▸ Information shown
++++++++++
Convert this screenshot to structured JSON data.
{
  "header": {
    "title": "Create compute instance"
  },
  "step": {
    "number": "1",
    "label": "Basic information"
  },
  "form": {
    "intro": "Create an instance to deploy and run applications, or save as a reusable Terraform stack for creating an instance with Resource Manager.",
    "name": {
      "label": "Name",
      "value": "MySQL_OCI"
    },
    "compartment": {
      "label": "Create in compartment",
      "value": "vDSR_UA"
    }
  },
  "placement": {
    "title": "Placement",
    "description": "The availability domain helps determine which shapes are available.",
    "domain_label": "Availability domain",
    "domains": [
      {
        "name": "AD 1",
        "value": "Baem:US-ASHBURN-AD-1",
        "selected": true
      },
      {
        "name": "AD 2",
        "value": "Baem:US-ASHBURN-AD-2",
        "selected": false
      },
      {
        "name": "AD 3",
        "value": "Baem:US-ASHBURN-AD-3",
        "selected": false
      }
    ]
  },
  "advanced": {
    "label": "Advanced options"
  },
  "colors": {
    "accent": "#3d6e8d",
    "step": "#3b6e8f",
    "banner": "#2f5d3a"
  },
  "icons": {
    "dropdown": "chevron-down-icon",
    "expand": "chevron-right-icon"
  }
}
++++++++++
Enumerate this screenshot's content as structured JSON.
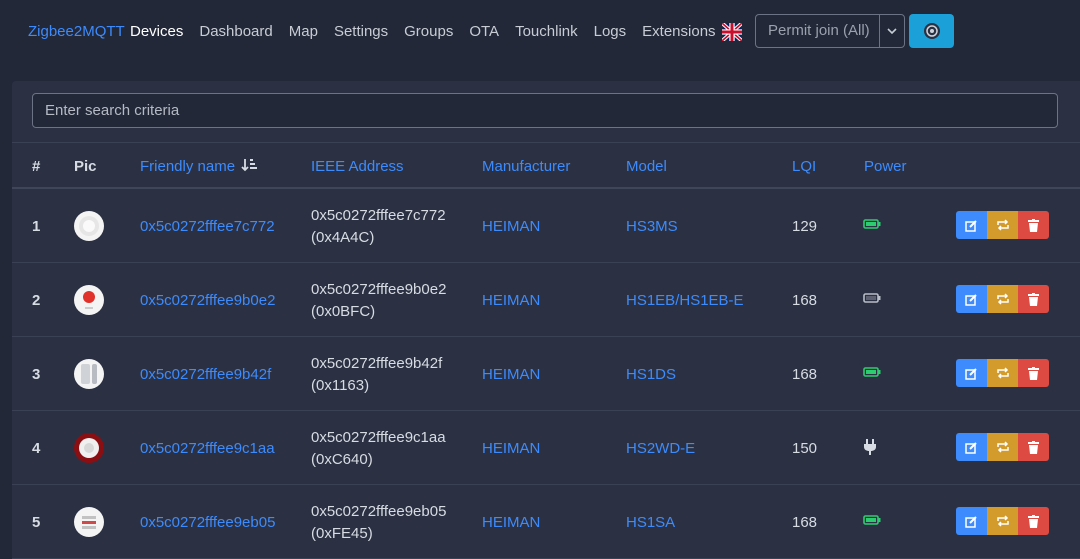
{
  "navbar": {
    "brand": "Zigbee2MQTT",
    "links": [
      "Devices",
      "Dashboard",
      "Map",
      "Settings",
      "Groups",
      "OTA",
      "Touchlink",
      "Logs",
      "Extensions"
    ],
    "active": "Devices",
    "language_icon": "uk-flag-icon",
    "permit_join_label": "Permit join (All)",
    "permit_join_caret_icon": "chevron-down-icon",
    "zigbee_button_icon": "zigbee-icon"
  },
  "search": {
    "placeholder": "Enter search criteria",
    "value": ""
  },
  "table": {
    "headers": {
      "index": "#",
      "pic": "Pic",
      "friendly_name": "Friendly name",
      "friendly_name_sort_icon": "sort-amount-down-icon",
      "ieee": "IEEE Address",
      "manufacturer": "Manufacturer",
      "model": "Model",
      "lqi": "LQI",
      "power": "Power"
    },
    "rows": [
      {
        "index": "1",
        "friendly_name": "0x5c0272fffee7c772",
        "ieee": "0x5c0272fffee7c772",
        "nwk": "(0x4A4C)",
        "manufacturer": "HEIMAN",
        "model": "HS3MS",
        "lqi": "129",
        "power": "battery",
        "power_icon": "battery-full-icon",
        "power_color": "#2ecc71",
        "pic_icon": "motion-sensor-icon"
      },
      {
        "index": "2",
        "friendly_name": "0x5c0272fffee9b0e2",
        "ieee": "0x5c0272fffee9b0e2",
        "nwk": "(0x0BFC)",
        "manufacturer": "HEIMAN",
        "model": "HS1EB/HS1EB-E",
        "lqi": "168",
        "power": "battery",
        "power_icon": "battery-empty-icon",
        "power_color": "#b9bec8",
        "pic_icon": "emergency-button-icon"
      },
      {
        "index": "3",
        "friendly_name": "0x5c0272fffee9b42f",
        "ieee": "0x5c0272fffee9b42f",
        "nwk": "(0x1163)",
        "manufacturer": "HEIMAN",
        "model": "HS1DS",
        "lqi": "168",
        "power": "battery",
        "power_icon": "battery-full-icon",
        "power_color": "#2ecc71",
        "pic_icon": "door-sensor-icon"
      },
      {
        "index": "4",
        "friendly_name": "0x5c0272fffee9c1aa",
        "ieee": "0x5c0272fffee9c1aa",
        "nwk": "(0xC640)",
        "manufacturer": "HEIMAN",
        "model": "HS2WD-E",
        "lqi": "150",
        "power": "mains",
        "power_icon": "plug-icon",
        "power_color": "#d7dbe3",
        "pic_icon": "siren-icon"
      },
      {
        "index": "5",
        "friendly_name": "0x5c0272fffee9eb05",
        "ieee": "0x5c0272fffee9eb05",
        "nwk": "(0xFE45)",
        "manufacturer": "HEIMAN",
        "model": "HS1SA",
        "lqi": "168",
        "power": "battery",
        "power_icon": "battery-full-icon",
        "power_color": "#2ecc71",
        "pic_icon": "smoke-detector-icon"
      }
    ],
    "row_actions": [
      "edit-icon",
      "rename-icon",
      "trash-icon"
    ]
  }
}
++++++++++
▸ Task
Determine the number of lines in the records that include the string "search", and respond with that number only.

▸ Result of this task
2